* DATA SECTION
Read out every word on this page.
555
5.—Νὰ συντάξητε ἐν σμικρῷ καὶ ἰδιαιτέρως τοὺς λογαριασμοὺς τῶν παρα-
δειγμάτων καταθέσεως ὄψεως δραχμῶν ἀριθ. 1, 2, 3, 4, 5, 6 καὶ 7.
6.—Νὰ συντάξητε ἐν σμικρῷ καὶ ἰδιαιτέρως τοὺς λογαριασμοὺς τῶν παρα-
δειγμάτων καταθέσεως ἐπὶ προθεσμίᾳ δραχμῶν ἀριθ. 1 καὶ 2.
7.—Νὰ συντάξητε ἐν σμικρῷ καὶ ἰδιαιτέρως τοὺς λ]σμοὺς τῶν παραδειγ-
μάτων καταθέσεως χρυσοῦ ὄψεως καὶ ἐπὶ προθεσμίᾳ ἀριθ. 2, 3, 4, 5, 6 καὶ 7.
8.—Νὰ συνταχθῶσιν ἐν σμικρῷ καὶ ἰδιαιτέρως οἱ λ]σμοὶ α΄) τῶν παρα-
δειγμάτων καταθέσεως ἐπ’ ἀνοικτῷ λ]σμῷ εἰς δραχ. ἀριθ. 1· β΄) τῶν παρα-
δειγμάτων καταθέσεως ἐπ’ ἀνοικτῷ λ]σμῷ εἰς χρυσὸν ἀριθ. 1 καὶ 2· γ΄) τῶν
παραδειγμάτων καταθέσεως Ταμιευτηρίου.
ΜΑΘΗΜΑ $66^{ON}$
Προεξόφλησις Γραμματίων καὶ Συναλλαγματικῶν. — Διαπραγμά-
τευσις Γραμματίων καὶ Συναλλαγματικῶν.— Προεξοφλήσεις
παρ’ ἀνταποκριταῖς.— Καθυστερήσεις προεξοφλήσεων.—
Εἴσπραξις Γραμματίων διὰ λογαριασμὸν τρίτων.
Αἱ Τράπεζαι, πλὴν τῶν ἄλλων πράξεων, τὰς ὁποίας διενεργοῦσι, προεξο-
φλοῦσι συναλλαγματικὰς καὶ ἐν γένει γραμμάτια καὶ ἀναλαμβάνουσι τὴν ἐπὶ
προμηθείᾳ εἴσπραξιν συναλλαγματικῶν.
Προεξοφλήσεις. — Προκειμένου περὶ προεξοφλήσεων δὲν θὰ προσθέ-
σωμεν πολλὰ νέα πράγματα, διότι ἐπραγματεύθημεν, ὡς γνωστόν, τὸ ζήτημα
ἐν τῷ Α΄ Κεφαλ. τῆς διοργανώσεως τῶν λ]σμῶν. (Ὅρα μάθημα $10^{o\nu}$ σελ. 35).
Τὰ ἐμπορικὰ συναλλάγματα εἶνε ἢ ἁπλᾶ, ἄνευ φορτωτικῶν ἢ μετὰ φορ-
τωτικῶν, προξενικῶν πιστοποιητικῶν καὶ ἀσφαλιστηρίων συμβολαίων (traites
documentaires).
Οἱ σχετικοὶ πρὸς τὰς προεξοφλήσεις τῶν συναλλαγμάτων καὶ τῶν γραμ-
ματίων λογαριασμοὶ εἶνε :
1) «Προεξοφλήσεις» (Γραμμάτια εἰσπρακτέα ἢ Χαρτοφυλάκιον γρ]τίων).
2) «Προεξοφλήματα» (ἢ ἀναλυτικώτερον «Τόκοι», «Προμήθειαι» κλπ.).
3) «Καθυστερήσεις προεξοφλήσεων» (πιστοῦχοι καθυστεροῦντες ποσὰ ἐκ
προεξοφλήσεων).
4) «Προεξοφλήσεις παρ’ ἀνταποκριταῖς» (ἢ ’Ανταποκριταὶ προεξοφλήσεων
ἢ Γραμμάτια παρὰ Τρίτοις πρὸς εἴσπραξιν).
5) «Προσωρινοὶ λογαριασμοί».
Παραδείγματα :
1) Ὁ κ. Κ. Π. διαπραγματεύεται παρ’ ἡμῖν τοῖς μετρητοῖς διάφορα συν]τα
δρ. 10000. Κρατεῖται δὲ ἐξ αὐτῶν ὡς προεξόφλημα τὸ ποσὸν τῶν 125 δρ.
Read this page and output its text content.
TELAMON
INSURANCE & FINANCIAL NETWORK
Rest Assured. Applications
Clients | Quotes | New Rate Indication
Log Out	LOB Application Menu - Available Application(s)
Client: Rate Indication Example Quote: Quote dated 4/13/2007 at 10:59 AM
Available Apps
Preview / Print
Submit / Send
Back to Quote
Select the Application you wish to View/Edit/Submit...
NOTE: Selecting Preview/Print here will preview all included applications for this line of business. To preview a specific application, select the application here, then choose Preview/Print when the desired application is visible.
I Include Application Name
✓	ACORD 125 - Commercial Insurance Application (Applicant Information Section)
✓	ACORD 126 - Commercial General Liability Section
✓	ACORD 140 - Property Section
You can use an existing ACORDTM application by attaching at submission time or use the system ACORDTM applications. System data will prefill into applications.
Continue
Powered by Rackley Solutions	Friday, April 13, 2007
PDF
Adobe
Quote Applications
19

* WORK TO BE COMPLETED
Search the data for the string "Preview". List each line that has it.

* ANSWER TO THE EXERCISE
Preview / Print
NOTE: Selecting Preview/Print here will preview all included applications for this line of business. To preview a specific application, select the application here, then choose Preview/Print when the desired application is visible.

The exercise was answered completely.